* [ENTRIES SHOWN]
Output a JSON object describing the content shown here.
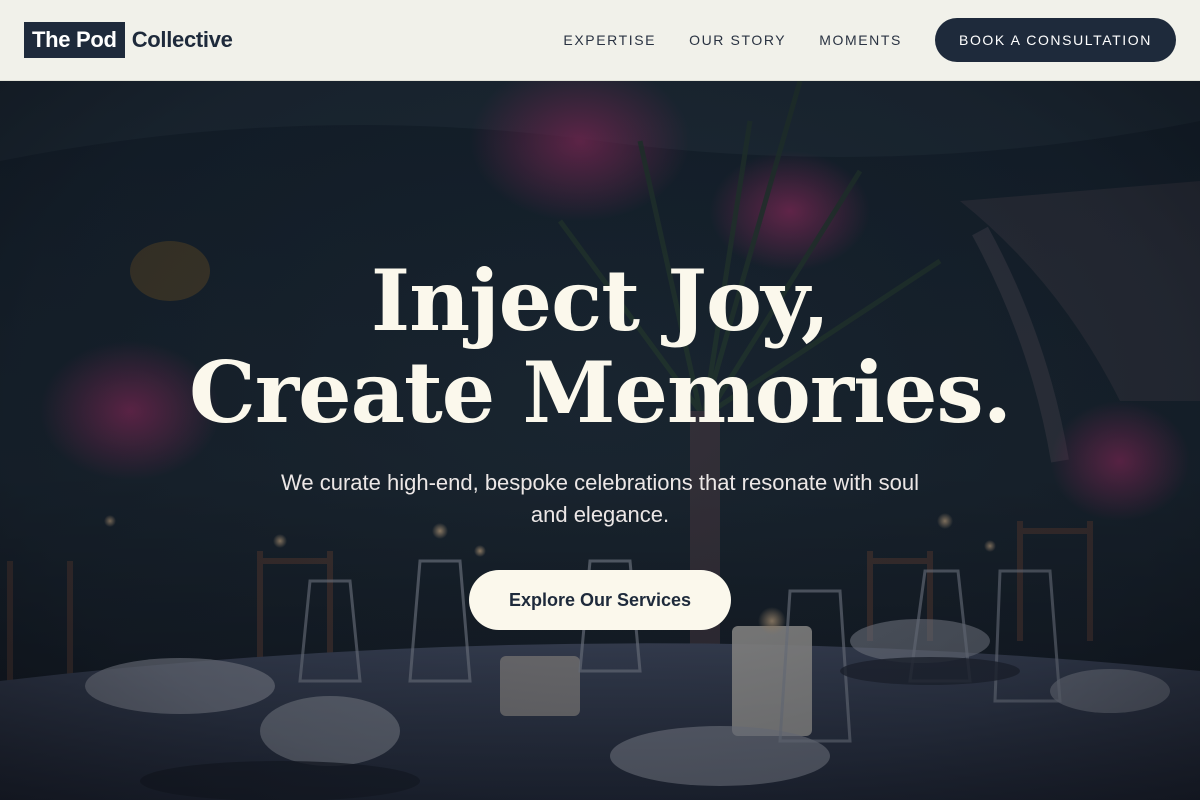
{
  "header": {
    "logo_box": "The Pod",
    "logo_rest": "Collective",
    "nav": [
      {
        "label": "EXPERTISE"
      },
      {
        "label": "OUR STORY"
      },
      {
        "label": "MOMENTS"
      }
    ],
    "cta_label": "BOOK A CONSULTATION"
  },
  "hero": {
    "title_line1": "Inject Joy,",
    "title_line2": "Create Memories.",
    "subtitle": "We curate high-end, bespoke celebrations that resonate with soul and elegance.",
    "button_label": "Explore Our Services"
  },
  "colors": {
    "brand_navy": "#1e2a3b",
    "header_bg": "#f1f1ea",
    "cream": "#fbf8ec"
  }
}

* * *

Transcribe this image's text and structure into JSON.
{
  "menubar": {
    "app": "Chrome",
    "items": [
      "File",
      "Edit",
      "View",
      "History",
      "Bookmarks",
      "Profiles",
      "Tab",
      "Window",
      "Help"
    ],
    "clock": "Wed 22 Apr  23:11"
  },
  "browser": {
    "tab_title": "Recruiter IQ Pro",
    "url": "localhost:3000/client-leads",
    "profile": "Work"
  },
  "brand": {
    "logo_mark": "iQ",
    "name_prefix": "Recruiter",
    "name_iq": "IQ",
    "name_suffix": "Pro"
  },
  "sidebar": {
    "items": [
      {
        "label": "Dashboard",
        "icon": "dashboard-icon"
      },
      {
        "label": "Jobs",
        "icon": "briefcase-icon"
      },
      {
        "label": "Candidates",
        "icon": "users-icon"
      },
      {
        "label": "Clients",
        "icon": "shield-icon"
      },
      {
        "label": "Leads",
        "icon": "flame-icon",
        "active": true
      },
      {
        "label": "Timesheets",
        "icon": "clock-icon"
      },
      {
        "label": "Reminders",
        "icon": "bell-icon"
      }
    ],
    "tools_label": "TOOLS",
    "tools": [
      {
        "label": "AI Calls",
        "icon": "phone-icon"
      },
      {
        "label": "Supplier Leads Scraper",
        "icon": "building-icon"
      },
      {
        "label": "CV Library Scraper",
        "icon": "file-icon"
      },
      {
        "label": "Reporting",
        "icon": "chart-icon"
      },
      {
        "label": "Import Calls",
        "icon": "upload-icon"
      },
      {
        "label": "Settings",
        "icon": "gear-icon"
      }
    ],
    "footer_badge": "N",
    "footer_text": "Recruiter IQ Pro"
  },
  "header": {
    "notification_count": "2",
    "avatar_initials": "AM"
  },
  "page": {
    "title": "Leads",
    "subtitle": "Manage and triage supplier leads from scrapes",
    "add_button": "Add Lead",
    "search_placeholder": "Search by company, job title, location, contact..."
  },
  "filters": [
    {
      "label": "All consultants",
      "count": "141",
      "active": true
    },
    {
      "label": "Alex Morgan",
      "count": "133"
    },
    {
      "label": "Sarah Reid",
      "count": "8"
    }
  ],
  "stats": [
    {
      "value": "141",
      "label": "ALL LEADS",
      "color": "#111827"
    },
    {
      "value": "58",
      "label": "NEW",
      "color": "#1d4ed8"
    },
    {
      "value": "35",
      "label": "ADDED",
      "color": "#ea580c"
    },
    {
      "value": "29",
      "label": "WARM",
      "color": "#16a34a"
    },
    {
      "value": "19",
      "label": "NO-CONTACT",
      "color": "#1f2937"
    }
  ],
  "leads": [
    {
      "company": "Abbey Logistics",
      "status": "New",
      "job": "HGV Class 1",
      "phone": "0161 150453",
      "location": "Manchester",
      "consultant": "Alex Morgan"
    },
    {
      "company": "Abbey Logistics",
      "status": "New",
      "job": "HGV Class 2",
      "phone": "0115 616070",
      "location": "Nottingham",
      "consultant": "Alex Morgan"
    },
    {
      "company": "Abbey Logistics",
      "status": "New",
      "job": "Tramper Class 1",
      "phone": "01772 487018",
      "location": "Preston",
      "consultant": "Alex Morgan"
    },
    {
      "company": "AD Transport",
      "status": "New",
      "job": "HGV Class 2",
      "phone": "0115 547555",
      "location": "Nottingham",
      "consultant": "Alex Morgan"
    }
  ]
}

* [DIRECTIONS FOR THIS TASK]
Tally the lines of the data that hold the string "Recruiter". Answer with the number and nothing more.

* [REPLY TO THE EXERCISE]
3